- **The task**:
The answer is a single number: how many lines hold the string "JSON".

##############################

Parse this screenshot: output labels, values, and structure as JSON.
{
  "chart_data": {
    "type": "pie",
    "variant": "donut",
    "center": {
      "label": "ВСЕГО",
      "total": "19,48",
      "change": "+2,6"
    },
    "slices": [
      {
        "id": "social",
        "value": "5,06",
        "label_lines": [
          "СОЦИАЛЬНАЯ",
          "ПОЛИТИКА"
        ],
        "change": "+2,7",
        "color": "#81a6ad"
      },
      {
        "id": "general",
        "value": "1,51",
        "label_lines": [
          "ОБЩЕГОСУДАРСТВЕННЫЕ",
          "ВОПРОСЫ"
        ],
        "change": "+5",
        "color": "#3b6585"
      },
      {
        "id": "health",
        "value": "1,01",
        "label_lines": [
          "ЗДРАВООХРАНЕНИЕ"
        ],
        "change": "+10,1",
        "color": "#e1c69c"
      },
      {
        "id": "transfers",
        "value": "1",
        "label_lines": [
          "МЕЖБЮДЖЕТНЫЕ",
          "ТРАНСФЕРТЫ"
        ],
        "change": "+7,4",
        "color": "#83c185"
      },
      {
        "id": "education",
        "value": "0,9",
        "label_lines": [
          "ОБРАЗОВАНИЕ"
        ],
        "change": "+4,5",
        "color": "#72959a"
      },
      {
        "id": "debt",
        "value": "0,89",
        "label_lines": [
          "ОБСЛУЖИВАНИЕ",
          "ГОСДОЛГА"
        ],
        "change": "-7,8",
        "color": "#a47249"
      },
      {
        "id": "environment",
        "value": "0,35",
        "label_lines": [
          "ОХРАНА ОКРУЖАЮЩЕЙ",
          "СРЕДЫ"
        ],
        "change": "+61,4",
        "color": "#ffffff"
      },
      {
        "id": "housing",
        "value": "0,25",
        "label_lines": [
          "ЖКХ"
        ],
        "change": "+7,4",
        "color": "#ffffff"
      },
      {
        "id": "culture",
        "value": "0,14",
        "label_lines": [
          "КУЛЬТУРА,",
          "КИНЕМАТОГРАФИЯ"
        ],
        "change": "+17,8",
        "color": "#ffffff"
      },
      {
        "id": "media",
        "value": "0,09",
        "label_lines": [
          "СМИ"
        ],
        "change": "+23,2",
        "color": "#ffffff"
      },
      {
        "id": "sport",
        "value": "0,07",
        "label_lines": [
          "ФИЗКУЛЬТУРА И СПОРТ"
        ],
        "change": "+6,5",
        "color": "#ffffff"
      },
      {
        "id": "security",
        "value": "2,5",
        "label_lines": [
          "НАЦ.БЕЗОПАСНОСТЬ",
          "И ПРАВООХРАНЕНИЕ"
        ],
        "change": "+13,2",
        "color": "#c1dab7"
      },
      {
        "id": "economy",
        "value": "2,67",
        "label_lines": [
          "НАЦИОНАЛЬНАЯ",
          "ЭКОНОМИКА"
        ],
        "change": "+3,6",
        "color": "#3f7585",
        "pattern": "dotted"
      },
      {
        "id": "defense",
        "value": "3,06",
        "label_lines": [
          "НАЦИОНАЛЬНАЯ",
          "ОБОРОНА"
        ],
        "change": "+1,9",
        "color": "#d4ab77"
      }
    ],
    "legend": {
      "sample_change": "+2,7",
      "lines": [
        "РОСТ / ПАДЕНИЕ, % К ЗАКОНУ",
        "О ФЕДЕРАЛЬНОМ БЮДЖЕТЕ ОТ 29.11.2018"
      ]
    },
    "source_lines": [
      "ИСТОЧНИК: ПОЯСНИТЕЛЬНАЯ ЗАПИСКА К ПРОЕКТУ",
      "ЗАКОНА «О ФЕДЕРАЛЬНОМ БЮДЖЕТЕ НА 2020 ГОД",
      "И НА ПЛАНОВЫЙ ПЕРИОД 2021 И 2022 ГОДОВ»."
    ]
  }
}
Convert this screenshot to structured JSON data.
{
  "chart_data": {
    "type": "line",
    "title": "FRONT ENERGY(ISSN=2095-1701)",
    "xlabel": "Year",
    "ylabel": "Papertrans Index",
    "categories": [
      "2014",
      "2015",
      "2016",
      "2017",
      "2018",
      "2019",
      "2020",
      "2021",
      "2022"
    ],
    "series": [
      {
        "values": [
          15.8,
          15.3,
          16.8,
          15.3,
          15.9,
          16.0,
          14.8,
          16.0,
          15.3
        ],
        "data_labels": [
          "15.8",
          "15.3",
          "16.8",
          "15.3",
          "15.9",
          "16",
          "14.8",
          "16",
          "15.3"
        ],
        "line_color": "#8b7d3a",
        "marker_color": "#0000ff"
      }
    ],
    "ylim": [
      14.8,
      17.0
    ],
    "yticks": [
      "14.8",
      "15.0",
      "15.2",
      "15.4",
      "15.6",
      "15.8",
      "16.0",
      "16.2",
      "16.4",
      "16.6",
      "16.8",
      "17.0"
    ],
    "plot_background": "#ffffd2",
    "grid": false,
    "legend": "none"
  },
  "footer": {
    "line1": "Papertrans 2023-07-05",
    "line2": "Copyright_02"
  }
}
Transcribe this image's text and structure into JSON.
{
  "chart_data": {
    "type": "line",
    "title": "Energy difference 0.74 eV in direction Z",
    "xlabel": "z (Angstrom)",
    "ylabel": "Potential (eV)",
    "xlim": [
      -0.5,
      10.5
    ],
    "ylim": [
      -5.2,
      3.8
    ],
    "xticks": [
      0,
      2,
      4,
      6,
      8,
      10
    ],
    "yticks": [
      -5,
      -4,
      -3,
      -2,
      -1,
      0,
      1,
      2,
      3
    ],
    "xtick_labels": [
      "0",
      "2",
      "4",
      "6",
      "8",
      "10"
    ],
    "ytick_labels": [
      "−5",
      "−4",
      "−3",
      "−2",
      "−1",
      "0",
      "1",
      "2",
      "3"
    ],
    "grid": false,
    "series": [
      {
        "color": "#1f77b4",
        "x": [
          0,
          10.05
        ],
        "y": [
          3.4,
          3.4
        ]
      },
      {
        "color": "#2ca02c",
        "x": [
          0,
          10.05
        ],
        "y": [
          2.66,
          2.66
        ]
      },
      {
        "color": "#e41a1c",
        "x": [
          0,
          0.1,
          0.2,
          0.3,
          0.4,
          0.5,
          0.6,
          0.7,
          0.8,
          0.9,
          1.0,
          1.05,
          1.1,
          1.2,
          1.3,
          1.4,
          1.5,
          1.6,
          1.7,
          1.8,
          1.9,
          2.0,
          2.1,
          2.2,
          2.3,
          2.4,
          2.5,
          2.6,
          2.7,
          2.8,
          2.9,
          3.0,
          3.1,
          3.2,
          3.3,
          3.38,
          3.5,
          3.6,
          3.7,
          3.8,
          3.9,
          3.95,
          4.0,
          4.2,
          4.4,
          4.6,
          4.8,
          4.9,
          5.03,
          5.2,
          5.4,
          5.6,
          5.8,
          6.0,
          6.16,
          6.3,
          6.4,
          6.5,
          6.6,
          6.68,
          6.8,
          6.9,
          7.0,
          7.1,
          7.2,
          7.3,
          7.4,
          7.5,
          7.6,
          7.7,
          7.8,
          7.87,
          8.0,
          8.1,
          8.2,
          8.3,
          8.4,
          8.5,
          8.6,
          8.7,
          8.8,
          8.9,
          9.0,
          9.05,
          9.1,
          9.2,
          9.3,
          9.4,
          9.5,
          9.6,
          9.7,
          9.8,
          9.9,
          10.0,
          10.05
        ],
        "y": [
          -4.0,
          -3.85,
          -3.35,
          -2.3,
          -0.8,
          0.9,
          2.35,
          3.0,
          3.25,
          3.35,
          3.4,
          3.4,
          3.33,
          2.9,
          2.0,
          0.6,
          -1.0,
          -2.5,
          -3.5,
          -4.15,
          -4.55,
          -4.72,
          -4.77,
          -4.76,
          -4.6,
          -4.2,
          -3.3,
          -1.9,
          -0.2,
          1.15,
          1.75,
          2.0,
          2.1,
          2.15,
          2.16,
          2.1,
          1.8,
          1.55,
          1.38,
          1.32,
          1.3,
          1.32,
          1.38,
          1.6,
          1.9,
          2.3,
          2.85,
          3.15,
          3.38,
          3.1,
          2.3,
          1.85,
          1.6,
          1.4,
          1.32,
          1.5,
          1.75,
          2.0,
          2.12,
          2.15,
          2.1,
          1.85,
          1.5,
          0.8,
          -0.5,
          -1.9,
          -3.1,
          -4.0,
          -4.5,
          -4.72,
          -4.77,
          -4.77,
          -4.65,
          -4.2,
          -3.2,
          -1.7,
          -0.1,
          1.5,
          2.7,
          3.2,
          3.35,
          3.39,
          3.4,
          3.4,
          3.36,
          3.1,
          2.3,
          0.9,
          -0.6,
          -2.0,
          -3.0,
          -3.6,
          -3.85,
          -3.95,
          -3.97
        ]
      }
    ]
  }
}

##############################

- **Task response**:
3